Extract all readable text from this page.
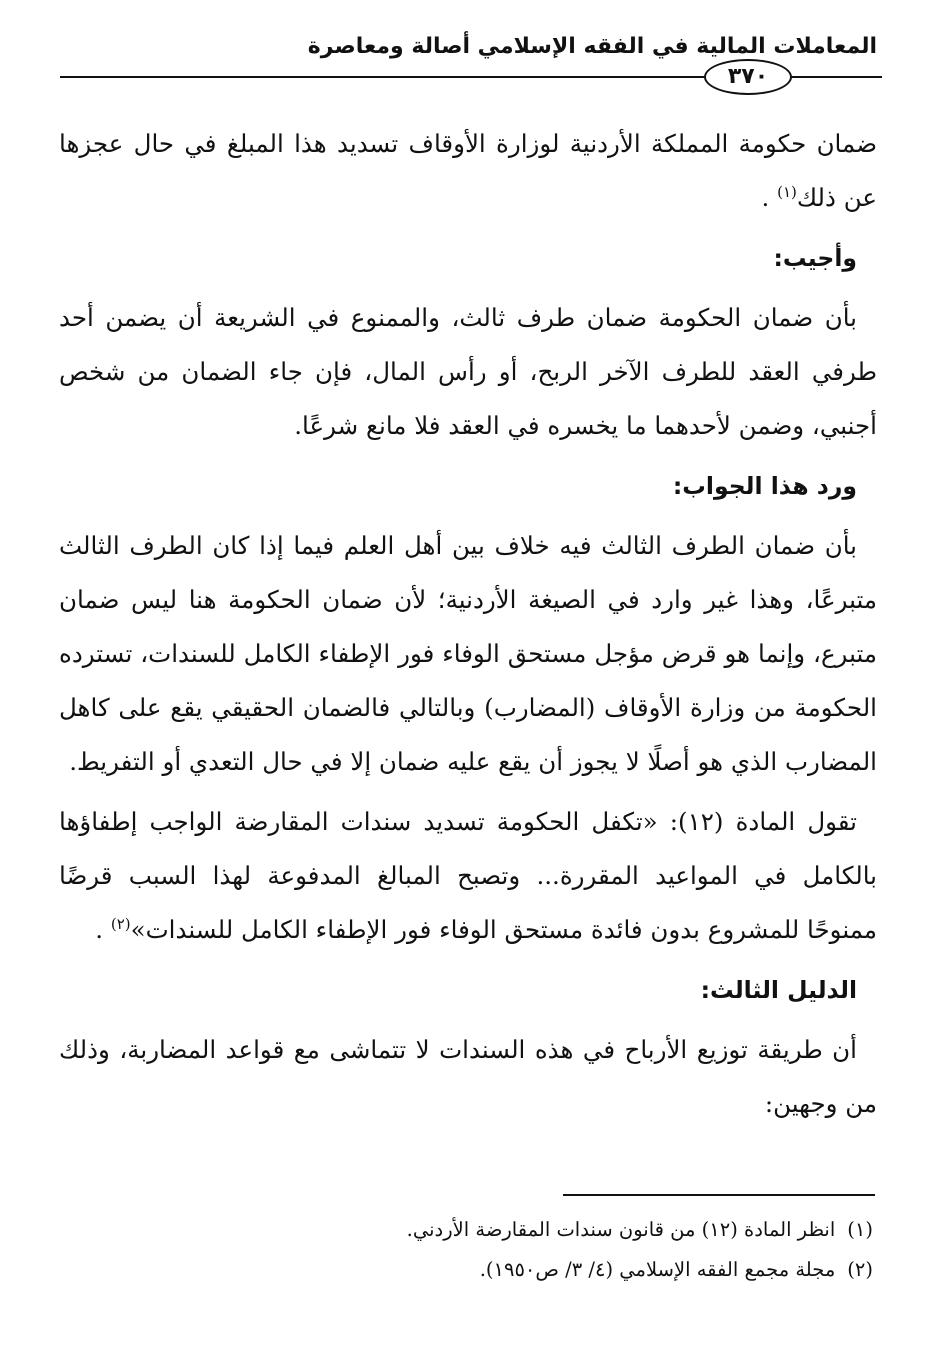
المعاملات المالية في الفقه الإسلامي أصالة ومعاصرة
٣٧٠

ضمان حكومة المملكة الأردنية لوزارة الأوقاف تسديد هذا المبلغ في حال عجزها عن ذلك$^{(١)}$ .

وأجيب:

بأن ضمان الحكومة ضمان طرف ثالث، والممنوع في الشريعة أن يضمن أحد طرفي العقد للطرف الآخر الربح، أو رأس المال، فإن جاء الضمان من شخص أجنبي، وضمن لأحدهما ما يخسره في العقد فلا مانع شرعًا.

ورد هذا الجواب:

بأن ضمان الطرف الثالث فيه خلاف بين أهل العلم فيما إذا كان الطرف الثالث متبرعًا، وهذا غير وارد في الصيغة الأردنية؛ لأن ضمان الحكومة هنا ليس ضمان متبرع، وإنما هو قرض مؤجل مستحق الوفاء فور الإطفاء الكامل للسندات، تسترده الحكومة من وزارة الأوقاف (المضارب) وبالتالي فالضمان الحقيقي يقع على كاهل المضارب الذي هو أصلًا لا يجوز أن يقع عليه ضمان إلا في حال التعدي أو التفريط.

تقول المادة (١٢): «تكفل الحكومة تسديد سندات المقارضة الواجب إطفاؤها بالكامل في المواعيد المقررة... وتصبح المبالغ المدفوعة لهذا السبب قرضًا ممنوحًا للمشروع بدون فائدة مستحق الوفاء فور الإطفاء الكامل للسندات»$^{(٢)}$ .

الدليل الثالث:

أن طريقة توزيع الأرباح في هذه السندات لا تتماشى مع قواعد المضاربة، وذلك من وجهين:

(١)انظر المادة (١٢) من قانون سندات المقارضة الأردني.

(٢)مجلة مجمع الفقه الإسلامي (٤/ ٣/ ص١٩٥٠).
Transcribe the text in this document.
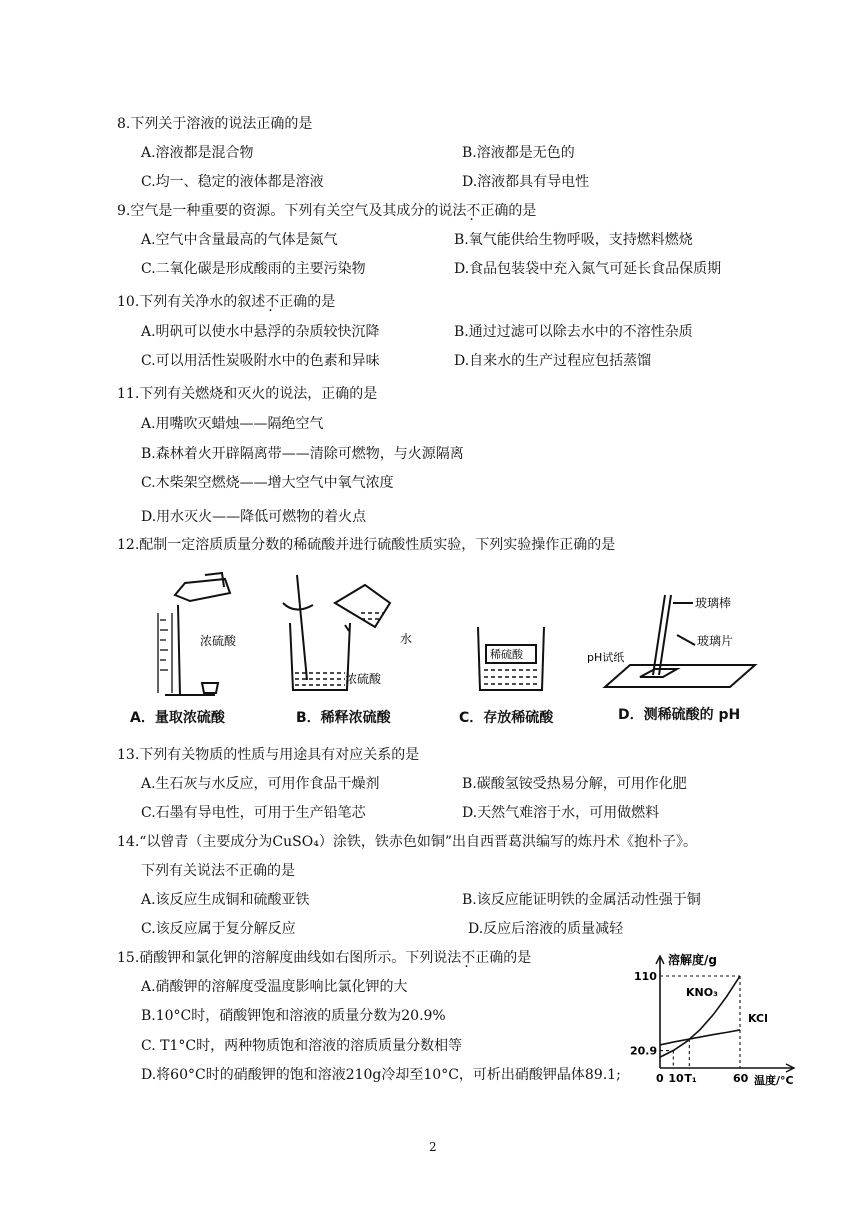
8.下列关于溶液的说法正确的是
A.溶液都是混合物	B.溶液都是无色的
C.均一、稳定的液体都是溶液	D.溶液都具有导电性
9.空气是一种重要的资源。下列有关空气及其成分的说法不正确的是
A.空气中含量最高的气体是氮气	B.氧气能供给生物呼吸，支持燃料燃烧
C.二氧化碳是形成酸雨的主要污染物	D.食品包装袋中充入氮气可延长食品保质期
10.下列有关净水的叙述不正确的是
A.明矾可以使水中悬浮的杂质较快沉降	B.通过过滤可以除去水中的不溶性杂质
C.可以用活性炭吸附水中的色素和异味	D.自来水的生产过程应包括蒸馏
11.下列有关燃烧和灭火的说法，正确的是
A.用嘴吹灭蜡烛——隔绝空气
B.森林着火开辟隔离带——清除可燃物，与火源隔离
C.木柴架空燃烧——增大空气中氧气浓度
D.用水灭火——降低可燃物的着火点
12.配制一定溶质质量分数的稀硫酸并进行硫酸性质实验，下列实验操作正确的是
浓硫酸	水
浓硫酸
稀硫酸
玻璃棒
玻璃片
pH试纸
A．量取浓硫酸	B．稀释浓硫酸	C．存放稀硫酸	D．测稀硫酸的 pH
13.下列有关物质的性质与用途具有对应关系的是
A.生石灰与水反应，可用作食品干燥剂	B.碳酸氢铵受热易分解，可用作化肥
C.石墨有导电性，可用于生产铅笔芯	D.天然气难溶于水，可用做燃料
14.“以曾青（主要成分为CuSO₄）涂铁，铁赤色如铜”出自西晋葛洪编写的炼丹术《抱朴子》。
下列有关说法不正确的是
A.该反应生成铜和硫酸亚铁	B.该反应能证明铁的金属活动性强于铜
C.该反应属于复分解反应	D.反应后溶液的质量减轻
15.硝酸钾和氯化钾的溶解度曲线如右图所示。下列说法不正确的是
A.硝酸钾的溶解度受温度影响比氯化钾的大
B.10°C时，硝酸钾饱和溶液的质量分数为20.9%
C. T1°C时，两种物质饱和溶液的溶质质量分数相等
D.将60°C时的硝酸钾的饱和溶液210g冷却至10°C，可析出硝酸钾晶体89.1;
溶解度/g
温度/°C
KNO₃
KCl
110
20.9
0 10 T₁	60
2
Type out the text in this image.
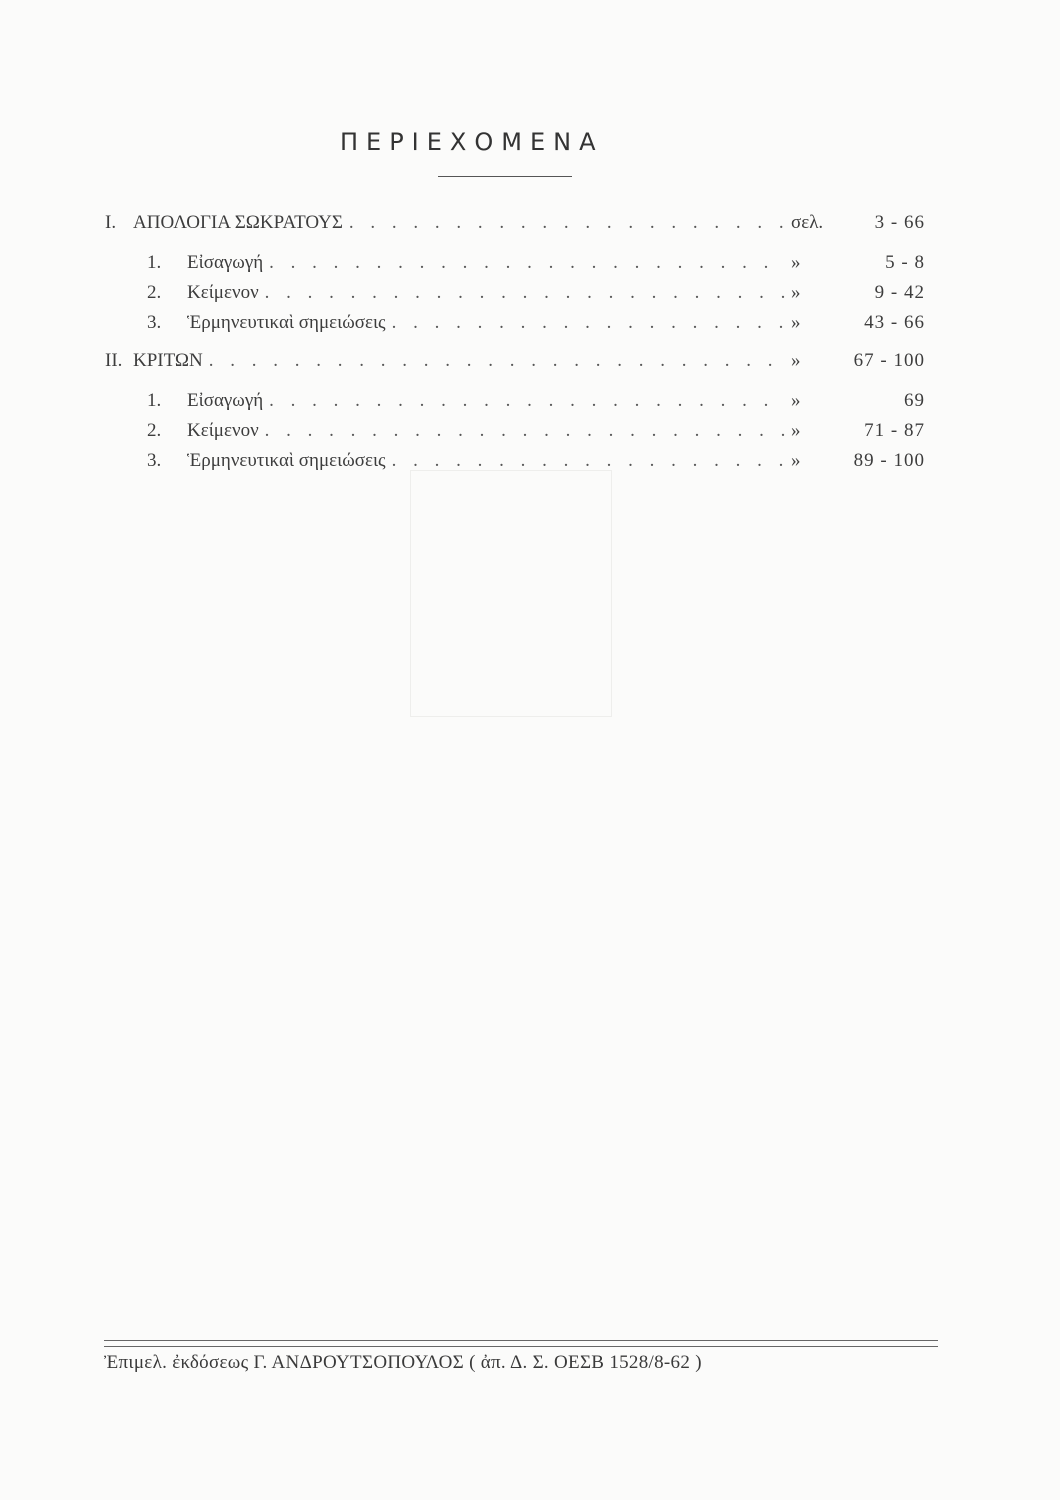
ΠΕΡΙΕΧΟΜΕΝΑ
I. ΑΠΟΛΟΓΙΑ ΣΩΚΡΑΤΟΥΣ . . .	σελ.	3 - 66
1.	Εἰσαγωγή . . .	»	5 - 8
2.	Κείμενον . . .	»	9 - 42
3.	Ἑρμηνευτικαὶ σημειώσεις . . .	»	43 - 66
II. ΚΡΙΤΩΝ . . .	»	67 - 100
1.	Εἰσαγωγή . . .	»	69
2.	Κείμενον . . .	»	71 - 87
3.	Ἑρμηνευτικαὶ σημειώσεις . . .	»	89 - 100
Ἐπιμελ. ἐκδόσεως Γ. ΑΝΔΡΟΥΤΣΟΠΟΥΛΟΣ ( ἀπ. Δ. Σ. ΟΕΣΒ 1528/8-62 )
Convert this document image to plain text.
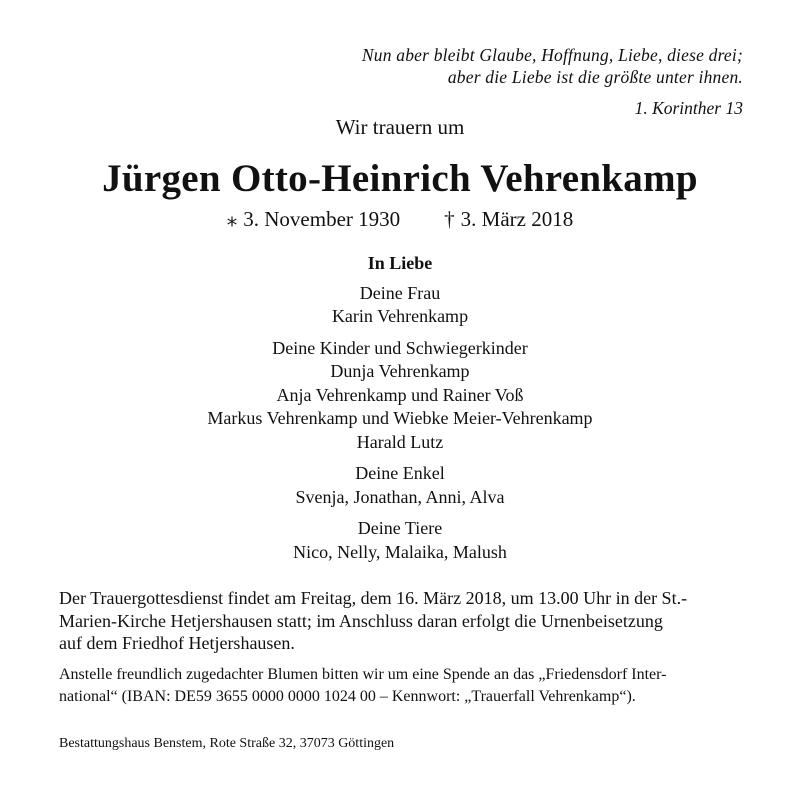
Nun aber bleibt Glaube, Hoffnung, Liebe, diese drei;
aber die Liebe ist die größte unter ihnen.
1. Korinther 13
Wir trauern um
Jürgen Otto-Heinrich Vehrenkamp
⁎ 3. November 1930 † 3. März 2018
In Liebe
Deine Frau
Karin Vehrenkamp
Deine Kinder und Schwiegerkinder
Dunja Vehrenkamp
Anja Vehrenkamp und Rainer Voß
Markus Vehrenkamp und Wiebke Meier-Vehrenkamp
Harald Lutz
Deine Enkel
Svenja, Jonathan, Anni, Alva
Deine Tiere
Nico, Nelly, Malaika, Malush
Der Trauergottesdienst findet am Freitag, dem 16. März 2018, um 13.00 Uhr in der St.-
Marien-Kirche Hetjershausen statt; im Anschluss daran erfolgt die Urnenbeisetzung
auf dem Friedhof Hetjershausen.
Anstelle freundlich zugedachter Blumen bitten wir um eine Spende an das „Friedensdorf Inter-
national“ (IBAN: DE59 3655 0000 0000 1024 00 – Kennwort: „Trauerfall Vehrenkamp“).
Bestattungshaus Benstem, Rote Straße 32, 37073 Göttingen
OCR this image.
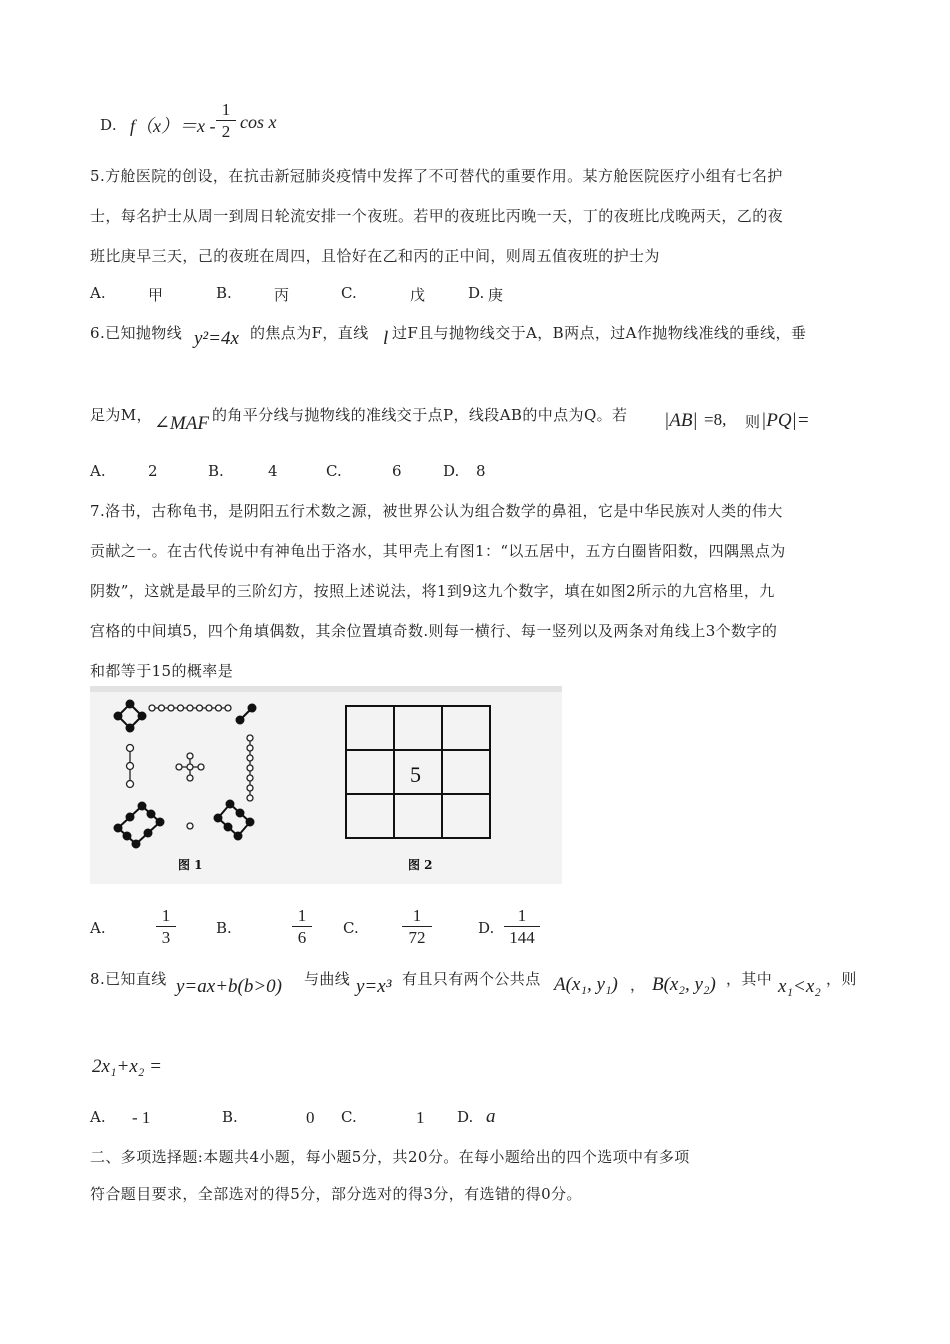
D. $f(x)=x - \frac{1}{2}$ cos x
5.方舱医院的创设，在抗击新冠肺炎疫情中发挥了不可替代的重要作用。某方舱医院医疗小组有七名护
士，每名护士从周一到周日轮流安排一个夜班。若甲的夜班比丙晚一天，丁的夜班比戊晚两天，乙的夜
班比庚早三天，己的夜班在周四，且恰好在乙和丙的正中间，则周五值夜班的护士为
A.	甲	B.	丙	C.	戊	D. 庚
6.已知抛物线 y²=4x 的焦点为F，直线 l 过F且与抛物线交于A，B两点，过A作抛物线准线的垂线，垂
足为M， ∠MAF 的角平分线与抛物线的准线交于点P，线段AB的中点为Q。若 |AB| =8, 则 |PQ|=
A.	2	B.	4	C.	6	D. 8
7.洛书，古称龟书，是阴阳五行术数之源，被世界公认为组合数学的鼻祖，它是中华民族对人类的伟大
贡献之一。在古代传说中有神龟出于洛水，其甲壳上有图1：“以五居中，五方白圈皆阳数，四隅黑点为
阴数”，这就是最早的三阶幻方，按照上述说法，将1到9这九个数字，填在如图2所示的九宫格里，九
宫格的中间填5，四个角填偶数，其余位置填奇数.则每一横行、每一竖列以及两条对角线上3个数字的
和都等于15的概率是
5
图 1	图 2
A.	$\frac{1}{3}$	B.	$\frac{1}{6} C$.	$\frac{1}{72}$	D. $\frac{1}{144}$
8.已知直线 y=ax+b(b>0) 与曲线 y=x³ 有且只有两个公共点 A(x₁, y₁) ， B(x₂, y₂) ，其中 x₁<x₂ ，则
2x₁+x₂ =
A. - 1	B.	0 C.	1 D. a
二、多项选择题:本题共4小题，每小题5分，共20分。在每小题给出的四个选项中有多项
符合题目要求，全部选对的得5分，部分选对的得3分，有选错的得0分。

▬▬▬▬▬▬▬▬▬▬

## DESCRIPTION OF THE TASK
Pick out all lines from the data above in which the word "المادة" appears.

## RESULT FOR THIS EXERCISE
تقول المادة (١٢): «تكفل الحكومة تسديد سندات المقارضة الواجب إطفاؤها بالكامل في المواعيد المقررة... وتصبح المبالغ المدفوعة لهذا السبب قرضًا ممنوحًا للمشروع بدون فائدة مستحق الوفاء فور الإطفاء الكامل للسندات»$^{(٢)}$ .
(١)انظر المادة (١٢) من قانون سندات المقارضة الأردني.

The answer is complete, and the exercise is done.